Dataset excerpts:
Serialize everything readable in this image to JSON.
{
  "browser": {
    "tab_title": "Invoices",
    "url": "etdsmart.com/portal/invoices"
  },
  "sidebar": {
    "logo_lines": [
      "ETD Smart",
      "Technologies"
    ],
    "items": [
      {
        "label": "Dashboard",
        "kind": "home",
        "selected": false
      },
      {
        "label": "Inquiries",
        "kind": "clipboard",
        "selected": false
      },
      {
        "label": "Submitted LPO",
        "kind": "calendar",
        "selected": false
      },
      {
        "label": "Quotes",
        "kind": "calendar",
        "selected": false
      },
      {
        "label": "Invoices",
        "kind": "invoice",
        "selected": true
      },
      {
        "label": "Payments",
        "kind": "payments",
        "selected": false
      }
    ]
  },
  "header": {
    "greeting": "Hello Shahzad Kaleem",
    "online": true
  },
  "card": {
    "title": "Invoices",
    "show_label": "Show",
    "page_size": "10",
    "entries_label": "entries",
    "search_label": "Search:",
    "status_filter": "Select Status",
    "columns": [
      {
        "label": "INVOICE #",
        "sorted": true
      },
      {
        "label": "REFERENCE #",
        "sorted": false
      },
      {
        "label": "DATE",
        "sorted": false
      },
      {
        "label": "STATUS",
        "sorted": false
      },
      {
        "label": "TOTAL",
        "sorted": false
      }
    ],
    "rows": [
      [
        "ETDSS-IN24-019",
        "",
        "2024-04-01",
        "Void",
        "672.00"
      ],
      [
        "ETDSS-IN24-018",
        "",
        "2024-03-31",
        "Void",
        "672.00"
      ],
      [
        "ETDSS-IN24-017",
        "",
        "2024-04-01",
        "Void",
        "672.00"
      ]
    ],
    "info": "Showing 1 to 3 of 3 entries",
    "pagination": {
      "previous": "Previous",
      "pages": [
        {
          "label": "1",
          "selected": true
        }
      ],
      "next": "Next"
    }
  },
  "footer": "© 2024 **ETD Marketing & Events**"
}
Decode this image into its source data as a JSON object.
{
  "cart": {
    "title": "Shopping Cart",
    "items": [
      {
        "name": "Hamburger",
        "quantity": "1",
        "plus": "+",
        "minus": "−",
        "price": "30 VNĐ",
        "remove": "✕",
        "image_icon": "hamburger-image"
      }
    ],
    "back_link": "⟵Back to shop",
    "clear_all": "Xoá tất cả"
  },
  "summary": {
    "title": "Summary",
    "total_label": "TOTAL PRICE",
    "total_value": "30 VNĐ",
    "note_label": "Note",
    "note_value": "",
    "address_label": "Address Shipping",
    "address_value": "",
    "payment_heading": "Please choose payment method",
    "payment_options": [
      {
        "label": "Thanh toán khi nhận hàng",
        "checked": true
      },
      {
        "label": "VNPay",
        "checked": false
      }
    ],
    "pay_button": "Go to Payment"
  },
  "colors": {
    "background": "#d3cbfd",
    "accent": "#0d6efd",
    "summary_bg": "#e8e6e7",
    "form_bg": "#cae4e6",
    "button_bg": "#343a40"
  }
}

■ Your goal
Reproduce nothing but the lines from the line containing "Decode this image" to the last line of the data, each exactly as written.

■ Output for this exercise
Decode this image into its source data as a JSON object.
{
  "cart": {
    "title": "Shopping Cart",
    "items": [
      {
        "name": "Hamburger",
        "quantity": "1",
        "plus": "+",
        "minus": "−",
        "price": "30 VNĐ",
        "remove": "✕",
        "image_icon": "hamburger-image"
      }
    ],
    "back_link": "⟵Back to shop",
    "clear_all": "Xoá tất cả"
  },
  "summary": {
    "title": "Summary",
    "total_label": "TOTAL PRICE",
    "total_value": "30 VNĐ",
    "note_label": "Note",
    "note_value": "",
    "address_label": "Address Shipping",
    "address_value": "",
    "payment_heading": "Please choose payment method",
    "payment_options": [
      {
        "label": "Thanh toán khi nhận hàng",
        "checked": true
      },
      {
        "label": "VNPay",
        "checked": false
      }
    ],
    "pay_button": "Go to Payment"
  },
  "colors": {
    "background": "#d3cbfd",
    "accent": "#0d6efd",
    "summary_bg": "#e8e6e7",
    "form_bg": "#cae4e6",
    "button_bg": "#343a40"
  }
}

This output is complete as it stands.